Written request: Pictures don't belong in the copy. Set down the lines from the one containing "Type out the text in this image." through the last line, exactly as they are.

Data entries:
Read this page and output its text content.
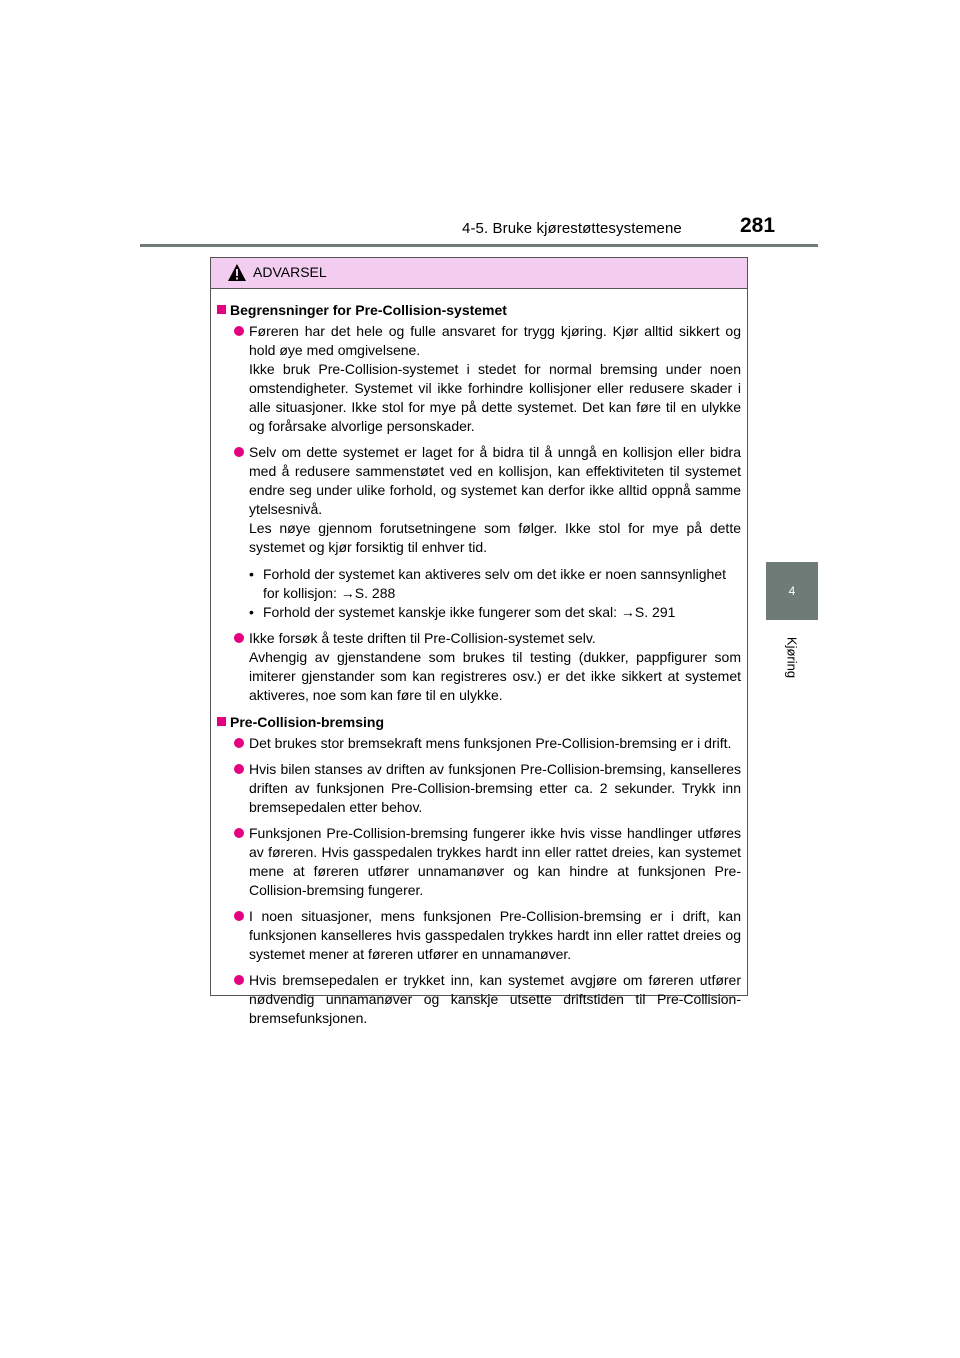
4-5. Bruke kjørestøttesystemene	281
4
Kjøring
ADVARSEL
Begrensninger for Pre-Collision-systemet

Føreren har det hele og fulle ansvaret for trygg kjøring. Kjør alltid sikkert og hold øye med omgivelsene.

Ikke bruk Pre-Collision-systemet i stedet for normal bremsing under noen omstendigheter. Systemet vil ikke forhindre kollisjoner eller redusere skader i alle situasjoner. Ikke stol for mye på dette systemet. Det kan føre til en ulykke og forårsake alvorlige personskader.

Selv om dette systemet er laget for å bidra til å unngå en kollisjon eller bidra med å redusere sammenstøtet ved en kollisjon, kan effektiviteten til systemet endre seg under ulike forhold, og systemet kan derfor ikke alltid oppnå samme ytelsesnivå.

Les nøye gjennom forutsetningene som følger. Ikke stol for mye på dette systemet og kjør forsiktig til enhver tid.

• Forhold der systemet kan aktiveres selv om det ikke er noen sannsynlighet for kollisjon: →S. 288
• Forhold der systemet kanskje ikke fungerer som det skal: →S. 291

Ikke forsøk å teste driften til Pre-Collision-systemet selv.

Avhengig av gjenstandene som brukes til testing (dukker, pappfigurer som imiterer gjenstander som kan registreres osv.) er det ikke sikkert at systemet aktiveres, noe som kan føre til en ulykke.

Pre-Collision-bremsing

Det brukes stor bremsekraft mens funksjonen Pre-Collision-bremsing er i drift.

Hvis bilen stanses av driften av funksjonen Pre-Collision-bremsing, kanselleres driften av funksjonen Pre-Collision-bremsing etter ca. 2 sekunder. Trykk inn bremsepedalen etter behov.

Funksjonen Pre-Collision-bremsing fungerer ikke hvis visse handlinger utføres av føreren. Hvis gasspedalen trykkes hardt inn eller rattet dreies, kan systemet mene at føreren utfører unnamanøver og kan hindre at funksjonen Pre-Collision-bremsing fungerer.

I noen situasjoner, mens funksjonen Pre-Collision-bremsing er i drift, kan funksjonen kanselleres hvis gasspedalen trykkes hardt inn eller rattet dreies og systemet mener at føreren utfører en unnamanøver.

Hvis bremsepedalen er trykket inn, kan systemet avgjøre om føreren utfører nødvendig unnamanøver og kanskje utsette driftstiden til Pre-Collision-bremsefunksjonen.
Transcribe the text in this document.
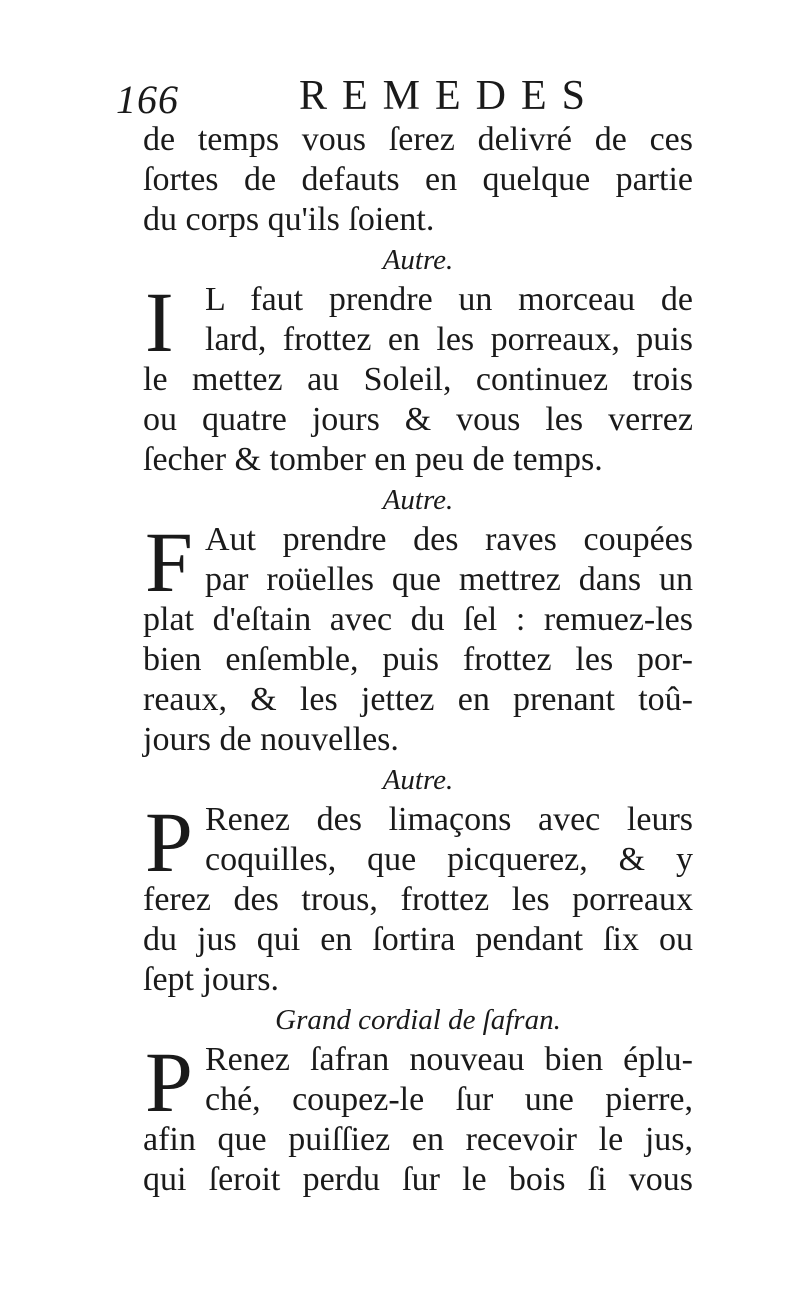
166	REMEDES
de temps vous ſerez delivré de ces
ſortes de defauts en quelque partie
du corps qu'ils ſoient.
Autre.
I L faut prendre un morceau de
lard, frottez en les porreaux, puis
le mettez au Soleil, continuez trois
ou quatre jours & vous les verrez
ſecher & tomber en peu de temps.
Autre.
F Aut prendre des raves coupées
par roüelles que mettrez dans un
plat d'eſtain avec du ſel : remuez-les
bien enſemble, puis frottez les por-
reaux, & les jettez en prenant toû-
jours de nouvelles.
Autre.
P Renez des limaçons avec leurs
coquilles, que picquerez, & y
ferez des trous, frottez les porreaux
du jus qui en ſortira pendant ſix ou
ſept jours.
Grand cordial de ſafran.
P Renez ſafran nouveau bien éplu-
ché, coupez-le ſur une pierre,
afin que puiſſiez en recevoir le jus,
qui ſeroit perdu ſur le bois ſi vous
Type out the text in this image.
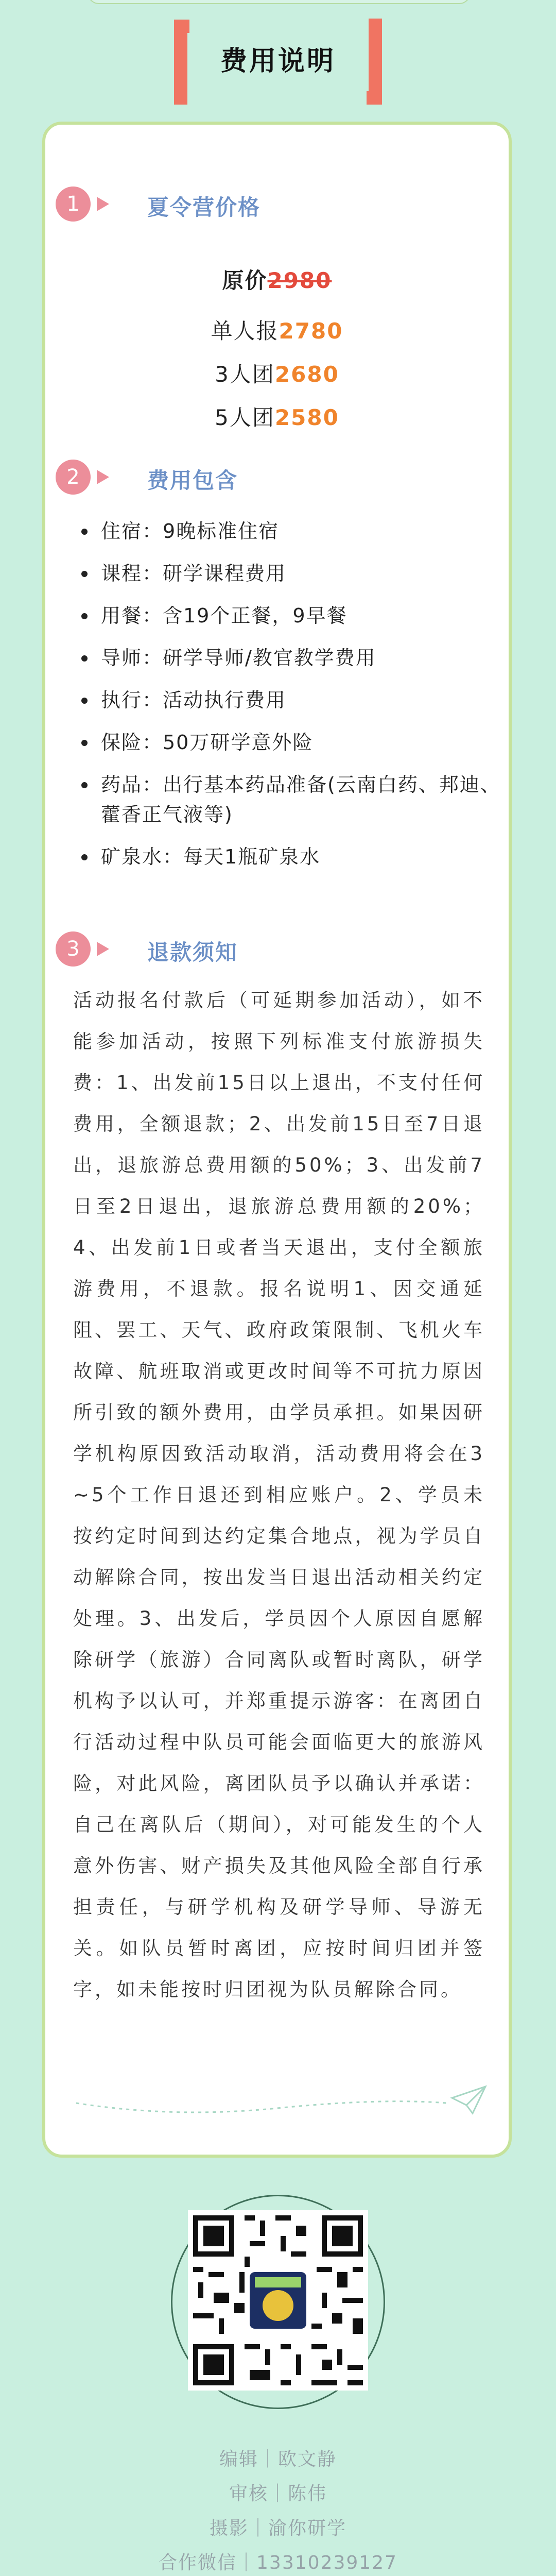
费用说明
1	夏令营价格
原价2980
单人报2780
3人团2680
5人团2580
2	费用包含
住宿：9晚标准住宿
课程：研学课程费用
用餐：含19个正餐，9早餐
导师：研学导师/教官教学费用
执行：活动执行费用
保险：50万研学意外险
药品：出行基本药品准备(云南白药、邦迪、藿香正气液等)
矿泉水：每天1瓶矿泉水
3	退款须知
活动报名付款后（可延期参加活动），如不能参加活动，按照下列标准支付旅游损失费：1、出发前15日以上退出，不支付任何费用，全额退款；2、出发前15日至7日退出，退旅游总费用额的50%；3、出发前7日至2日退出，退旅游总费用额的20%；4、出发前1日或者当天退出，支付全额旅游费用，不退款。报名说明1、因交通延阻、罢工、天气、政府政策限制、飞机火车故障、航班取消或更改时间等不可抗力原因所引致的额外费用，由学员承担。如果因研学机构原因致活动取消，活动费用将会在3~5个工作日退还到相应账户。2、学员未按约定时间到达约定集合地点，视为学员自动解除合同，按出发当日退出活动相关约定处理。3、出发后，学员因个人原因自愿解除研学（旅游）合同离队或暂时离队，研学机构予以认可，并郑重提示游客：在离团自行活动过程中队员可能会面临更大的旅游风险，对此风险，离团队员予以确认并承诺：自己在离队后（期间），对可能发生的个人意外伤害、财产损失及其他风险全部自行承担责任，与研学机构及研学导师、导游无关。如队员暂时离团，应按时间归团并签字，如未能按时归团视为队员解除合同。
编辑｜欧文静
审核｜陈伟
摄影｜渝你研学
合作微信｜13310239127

Solution for this exercise:
Type out the text in this image.
费用说明
1	夏令营价格
原价2980
单人报2780
3人团2680
5人团2580
2	费用包含
住宿：9晚标准住宿
课程：研学课程费用
用餐：含19个正餐，9早餐
导师：研学导师/教官教学费用
执行：活动执行费用
保险：50万研学意外险
药品：出行基本药品准备(云南白药、邦迪、藿香正气液等)
矿泉水：每天1瓶矿泉水
3	退款须知
活动报名付款后（可延期参加活动），如不能参加活动，按照下列标准支付旅游损失费：1、出发前15日以上退出，不支付任何费用，全额退款；2、出发前15日至7日退出，退旅游总费用额的50%；3、出发前7日至2日退出，退旅游总费用额的20%；4、出发前1日或者当天退出，支付全额旅游费用，不退款。报名说明1、因交通延阻、罢工、天气、政府政策限制、飞机火车故障、航班取消或更改时间等不可抗力原因所引致的额外费用，由学员承担。如果因研学机构原因致活动取消，活动费用将会在3~5个工作日退还到相应账户。2、学员未按约定时间到达约定集合地点，视为学员自动解除合同，按出发当日退出活动相关约定处理。3、出发后，学员因个人原因自愿解除研学（旅游）合同离队或暂时离队，研学机构予以认可，并郑重提示游客：在离团自行活动过程中队员可能会面临更大的旅游风险，对此风险，离团队员予以确认并承诺：自己在离队后（期间），对可能发生的个人意外伤害、财产损失及其他风险全部自行承担责任，与研学机构及研学导师、导游无关。如队员暂时离团，应按时间归团并签字，如未能按时归团视为队员解除合同。
编辑｜欧文静
审核｜陈伟
摄影｜渝你研学
合作微信｜13310239127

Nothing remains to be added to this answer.